§ **Problem to solve**:
Copy out the material below in full, but not its images.
___ Available data ___
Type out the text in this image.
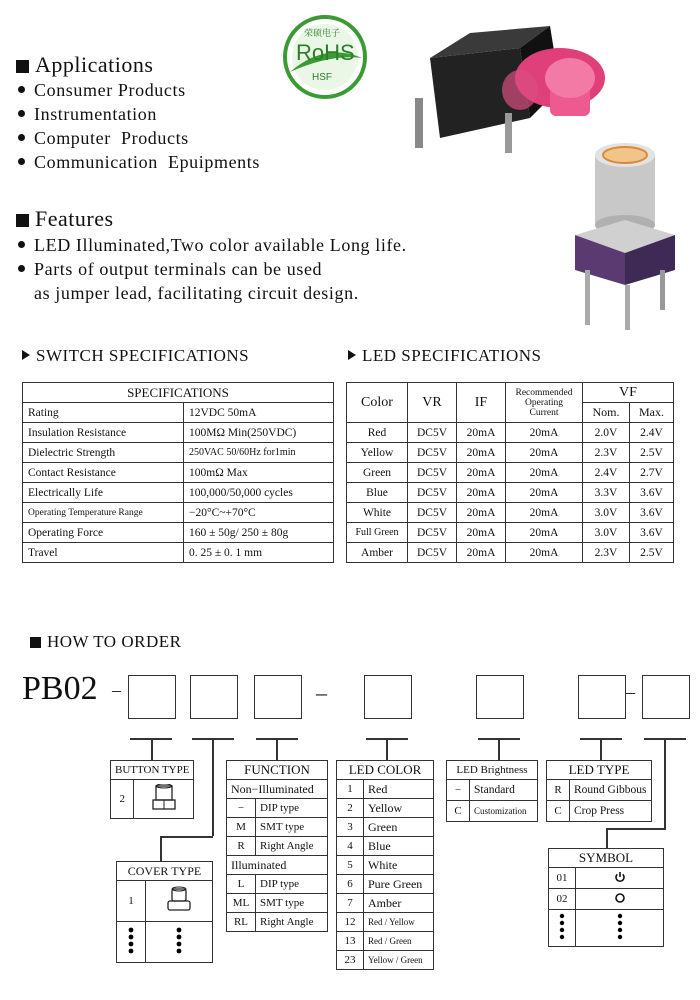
荣硕电子
RoHS
HSF
Applications
Consumer Products
Instrumentation
Computer  Products
Communication  Epuipments
Features
LED Illuminated,Two color available Long life.
Parts of output terminals can be used
as jumper lead, facilitating circuit design.
SWITCH SPECIFICATIONS
SPECIFICATIONS	
Rating	12VDC 50mA
Insulation Resistance	100MΩ Min(250VDC)
Dielectric Strength	250VAC 50/60Hz for1min
Contact Resistance	100mΩ Max
Electrically Life	100,000/50,000 cycles
Operating Temperature Range	−20°C~+70°C
Operating Force	160 ± 50g/ 250 ± 80g
Travel	0. 25 ± 0. 1 mm
LED SPECIFICATIONS
Color	VR	IF	Recommended
Operating
Current	VF	
				Nom.	Max.
Red	DC5V	20mA	20mA	2.0V	2.4V
Yellow	DC5V	20mA	20mA	2.3V	2.5V
Green	DC5V	20mA	20mA	2.4V	2.7V
Blue	DC5V	20mA	20mA	3.3V	3.6V
White	DC5V	20mA	20mA	3.0V	3.6V
Full Green	DC5V	20mA	20mA	3.0V	3.6V
Amber	DC5V	20mA	20mA	2.3V	2.5V
HOW TO ORDER
PB02 –	–	–
BUTTON TYPE
2	
COVER TYPE	
1	

FUNCTION	
Non−Illuminated	
−	DIP type
M	SMT type
R	Right Angle
Illuminated	
L	DIP type
ML	SMT type
RL	Right Angle
LED COLOR	
1	Red
2	Yellow
3	Green
4	Blue
5	White
6	Pure Green
7	Amber
12	Red / Yellow
13	Red / Green
23	Yellow / Green
LED Brightness	
−	Standard
C	Customization
LED TYPE	
R	Round Gibbous
C	Crop Press
SYMBOL	
01	
02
___
§ **Task answer**:
Type out the text in this image.
荣硕电子
RoHS
HSF
Applications
Consumer Products
Instrumentation
Computer  Products
Communication  Epuipments
Features
LED Illuminated,Two color available Long life.
Parts of output terminals can be used
as jumper lead, facilitating circuit design.
SWITCH SPECIFICATIONS
SPECIFICATIONS	
Rating	12VDC 50mA
Insulation Resistance	100MΩ Min(250VDC)
Dielectric Strength	250VAC 50/60Hz for1min
Contact Resistance	100mΩ Max
Electrically Life	100,000/50,000 cycles
Operating Temperature Range	−20°C~+70°C
Operating Force	160 ± 50g/ 250 ± 80g
Travel	0. 25 ± 0. 1 mm
LED SPECIFICATIONS
Color	VR	IF	Recommended
Operating
Current	VF	
				Nom.	Max.
Red	DC5V	20mA	20mA	2.0V	2.4V
Yellow	DC5V	20mA	20mA	2.3V	2.5V
Green	DC5V	20mA	20mA	2.4V	2.7V
Blue	DC5V	20mA	20mA	3.3V	3.6V
White	DC5V	20mA	20mA	3.0V	3.6V
Full Green	DC5V	20mA	20mA	3.0V	3.6V
Amber	DC5V	20mA	20mA	2.3V	2.5V
HOW TO ORDER
PB02 –	–	–
BUTTON TYPE
2	
COVER TYPE	
1	

FUNCTION	
Non−Illuminated	
−	DIP type
M	SMT type
R	Right Angle
Illuminated	
L	DIP type
ML	SMT type
RL	Right Angle
LED COLOR	
1	Red
2	Yellow
3	Green
4	Blue
5	White
6	Pure Green
7	Amber
12	Red / Yellow
13	Red / Green
23	Yellow / Green
LED Brightness	
−	Standard
C	Customization
LED TYPE	
R	Round Gibbous
C	Crop Press
SYMBOL	
01	
02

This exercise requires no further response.